Stored records
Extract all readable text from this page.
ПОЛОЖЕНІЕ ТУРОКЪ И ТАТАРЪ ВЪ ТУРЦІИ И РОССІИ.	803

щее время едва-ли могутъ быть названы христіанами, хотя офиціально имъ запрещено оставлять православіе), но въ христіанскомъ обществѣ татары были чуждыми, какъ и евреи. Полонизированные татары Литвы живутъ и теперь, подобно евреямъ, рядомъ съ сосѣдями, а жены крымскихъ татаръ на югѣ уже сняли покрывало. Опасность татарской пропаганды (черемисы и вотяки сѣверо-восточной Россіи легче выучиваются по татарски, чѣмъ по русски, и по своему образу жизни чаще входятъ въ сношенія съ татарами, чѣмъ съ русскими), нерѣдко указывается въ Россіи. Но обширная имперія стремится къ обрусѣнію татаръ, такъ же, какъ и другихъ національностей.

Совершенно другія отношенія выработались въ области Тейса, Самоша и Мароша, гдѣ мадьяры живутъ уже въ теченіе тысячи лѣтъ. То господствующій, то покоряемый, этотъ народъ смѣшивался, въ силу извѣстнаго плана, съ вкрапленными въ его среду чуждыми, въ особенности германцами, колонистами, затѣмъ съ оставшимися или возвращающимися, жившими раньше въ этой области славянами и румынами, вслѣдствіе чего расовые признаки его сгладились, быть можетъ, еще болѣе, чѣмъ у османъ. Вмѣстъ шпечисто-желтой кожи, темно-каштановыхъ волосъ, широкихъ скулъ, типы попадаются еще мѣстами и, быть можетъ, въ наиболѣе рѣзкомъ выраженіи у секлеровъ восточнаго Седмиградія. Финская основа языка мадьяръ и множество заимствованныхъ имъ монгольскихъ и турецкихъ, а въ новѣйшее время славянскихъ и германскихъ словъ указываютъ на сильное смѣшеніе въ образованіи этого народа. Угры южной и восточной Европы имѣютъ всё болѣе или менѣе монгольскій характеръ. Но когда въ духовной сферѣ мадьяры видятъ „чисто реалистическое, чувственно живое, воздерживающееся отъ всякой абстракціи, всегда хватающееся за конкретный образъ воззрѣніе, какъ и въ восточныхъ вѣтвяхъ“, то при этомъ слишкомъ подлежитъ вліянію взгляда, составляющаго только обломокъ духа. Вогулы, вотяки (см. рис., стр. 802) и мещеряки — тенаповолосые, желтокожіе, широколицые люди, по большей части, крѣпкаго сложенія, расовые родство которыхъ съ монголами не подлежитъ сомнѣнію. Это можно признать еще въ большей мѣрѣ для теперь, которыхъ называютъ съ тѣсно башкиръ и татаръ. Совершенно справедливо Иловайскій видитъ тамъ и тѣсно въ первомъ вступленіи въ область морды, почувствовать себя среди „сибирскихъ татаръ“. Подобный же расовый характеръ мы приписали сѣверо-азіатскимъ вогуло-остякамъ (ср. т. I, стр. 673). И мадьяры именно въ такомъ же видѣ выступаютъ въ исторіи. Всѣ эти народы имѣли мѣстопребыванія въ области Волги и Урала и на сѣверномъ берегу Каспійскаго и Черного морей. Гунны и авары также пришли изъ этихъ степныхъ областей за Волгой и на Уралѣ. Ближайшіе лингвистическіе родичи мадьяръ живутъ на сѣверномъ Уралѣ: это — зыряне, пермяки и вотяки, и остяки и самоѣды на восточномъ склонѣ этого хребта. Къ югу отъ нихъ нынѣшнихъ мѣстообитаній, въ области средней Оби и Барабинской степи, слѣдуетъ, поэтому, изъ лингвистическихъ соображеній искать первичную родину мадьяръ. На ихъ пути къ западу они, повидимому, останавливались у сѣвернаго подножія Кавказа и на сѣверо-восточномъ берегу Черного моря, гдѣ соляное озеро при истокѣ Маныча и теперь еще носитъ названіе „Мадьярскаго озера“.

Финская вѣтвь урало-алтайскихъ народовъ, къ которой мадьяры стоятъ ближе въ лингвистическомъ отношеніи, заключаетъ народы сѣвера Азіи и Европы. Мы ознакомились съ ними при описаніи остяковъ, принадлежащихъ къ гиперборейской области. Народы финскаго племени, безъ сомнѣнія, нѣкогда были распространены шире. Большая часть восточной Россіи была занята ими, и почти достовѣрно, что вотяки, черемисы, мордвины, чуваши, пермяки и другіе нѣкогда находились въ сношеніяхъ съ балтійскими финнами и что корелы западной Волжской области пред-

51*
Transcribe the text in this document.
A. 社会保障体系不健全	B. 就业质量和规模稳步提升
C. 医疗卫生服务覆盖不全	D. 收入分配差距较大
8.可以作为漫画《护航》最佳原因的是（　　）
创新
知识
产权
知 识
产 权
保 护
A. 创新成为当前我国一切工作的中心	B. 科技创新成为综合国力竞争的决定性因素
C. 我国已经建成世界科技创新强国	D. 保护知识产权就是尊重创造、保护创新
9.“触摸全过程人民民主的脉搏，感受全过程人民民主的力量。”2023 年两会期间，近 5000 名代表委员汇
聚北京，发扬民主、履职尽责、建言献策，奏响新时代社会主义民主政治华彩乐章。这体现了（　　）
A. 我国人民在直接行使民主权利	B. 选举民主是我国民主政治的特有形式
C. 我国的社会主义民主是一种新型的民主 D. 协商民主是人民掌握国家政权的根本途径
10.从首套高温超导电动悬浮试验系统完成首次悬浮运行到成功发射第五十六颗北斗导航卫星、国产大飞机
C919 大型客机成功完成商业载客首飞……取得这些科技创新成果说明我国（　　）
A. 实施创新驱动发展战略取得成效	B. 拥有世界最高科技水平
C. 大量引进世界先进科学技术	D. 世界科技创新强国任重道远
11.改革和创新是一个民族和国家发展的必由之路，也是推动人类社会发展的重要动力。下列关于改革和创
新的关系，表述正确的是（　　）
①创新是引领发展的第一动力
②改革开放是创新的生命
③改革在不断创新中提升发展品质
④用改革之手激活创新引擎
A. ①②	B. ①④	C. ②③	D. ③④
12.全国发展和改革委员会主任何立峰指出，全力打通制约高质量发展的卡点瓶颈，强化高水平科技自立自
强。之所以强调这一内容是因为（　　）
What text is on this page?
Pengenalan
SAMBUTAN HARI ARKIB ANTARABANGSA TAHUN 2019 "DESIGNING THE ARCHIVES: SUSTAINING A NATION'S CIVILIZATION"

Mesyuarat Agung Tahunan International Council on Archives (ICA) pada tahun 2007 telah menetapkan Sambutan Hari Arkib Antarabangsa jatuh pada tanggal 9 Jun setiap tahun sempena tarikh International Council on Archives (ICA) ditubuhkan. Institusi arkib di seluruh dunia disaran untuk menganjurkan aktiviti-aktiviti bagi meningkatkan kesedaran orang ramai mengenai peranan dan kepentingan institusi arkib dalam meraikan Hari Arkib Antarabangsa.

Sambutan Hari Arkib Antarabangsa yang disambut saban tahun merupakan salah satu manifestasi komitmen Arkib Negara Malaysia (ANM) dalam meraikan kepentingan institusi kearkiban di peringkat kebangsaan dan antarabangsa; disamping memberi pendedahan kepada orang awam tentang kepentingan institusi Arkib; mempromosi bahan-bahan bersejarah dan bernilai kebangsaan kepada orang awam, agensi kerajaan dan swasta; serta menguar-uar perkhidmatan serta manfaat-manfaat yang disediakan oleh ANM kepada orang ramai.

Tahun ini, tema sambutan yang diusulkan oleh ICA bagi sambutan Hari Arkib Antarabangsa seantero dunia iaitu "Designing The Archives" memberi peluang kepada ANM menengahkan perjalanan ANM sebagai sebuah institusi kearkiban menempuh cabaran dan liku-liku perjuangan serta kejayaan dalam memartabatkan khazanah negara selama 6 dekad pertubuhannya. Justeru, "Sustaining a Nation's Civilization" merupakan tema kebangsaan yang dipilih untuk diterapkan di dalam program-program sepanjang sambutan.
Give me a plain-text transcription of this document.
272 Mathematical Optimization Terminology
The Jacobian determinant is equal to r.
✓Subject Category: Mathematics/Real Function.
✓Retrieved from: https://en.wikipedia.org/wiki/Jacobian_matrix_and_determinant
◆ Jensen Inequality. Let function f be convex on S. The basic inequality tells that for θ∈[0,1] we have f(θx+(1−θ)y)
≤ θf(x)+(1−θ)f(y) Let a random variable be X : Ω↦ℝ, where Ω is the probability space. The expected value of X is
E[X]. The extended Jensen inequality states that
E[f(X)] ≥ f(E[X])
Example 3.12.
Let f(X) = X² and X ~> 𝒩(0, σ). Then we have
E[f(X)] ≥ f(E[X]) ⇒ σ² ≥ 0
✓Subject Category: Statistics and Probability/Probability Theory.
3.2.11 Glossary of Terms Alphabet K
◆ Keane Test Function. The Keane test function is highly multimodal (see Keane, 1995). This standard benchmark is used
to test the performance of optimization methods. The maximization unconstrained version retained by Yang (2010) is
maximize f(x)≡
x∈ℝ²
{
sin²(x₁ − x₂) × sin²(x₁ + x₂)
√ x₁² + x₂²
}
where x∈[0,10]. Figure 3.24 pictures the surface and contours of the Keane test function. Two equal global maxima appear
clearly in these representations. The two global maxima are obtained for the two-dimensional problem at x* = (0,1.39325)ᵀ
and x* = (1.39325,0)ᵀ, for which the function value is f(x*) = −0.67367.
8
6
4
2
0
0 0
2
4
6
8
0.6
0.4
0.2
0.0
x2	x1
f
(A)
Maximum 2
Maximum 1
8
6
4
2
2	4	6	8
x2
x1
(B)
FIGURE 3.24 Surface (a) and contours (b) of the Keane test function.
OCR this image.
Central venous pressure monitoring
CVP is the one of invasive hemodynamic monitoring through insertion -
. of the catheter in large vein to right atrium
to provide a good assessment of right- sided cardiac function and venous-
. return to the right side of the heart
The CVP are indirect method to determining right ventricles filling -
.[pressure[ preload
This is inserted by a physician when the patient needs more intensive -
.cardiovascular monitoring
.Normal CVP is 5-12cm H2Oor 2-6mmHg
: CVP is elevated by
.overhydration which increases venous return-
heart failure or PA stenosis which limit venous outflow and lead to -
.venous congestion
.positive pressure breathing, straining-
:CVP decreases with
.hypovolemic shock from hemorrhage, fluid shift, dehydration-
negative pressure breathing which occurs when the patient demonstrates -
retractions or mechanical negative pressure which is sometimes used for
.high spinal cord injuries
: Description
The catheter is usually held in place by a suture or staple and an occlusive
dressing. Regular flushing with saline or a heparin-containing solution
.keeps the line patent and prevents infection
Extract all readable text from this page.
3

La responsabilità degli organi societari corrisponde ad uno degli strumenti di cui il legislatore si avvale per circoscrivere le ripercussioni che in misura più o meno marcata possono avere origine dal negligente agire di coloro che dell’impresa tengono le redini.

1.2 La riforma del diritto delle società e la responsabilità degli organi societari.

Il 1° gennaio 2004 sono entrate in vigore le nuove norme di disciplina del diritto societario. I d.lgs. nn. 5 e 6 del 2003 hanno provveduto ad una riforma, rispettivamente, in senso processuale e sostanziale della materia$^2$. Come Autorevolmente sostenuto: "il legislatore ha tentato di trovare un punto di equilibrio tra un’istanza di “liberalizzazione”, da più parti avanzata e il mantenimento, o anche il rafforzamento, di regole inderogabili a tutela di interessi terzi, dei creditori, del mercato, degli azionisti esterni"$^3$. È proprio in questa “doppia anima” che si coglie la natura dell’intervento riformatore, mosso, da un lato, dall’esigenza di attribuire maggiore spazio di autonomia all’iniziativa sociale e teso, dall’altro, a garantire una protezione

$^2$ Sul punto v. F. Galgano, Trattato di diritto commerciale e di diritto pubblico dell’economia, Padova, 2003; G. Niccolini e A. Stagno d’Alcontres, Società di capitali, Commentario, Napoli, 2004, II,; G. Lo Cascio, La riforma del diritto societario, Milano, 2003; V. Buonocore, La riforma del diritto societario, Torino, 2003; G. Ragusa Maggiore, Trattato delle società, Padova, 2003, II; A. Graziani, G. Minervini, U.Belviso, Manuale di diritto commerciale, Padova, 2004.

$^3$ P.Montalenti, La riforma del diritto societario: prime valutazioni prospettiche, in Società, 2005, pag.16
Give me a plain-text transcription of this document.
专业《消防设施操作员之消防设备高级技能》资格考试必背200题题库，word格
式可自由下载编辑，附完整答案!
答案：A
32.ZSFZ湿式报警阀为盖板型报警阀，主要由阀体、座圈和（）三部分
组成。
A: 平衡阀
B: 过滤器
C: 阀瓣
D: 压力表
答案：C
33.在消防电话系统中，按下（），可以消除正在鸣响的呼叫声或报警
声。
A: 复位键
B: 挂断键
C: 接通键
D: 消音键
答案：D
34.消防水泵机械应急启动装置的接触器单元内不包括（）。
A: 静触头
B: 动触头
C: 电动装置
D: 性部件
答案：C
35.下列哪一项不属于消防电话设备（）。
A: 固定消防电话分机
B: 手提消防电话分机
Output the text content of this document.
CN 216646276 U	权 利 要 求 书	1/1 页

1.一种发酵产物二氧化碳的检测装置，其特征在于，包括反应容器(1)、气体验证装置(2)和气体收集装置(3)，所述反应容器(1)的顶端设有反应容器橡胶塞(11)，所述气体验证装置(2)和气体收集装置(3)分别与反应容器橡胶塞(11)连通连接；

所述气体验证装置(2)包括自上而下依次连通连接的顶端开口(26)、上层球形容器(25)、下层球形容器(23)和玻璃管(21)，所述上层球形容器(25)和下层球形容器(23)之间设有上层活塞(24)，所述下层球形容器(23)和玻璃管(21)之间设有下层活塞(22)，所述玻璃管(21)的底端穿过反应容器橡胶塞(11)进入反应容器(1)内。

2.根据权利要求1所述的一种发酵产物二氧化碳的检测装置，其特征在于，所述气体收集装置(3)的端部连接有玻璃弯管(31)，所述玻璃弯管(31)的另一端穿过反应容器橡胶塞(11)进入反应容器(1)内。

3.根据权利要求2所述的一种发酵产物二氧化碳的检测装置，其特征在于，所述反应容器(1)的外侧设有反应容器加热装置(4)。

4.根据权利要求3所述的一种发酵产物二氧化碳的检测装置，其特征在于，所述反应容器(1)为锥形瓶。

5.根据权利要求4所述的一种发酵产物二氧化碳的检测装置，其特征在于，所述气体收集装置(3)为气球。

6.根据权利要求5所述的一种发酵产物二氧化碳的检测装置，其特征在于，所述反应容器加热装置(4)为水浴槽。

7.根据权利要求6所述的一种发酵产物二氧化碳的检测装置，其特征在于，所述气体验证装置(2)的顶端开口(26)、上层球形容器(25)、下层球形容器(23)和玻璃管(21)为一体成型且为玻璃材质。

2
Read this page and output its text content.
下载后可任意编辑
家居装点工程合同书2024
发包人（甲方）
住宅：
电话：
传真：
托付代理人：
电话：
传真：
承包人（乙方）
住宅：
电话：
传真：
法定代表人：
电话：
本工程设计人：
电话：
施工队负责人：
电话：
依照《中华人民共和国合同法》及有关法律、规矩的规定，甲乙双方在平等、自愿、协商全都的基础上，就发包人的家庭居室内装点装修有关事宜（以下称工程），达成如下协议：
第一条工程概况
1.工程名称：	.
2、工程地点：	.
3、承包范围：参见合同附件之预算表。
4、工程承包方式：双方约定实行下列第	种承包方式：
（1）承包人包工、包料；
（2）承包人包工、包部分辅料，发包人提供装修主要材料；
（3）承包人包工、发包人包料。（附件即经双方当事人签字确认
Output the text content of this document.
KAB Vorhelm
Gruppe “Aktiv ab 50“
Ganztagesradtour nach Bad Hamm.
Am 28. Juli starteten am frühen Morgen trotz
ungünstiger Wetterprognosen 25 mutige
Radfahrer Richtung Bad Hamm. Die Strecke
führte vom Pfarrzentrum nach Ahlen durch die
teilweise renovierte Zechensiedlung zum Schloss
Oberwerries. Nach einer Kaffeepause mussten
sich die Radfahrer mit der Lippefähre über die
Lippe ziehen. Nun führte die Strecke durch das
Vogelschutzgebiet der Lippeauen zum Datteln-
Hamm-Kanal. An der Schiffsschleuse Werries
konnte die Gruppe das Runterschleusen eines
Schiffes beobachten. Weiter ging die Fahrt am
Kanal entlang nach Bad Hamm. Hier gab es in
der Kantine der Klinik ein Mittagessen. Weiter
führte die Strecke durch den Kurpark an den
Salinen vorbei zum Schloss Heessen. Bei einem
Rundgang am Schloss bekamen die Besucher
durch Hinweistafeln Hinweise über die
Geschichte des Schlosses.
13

- **PROBLEM TO SOLVE**
Pick out each line in the material containing "kepentingan".

- **FINISHED TASK**
Mesyuarat Agung Tahunan International Council on Archives (ICA) pada tahun 2007 telah menetapkan Sambutan Hari Arkib Antarabangsa jatuh pada tanggal 9 Jun setiap tahun sempena tarikh International Council on Archives (ICA) ditubuhkan. Institusi arkib di seluruh dunia disaran untuk menganjurkan aktiviti-aktiviti bagi meningkatkan kesedaran orang ramai mengenai peranan dan kepentingan institusi arkib dalam meraikan Hari Arkib Antarabangsa.
Sambutan Hari Arkib Antarabangsa yang disambut saban tahun merupakan salah satu manifestasi komitmen Arkib Negara Malaysia (ANM) dalam meraikan kepentingan institusi kearkiban di peringkat kebangsaan dan antarabangsa; disamping memberi pendedahan kepada orang awam tentang kepentingan institusi Arkib; mempromosi bahan-bahan bersejarah dan bernilai kebangsaan kepada orang awam, agensi kerajaan dan swasta; serta menguar-uar perkhidmatan serta manfaat-manfaat yang disediakan oleh ANM kepada orang ramai.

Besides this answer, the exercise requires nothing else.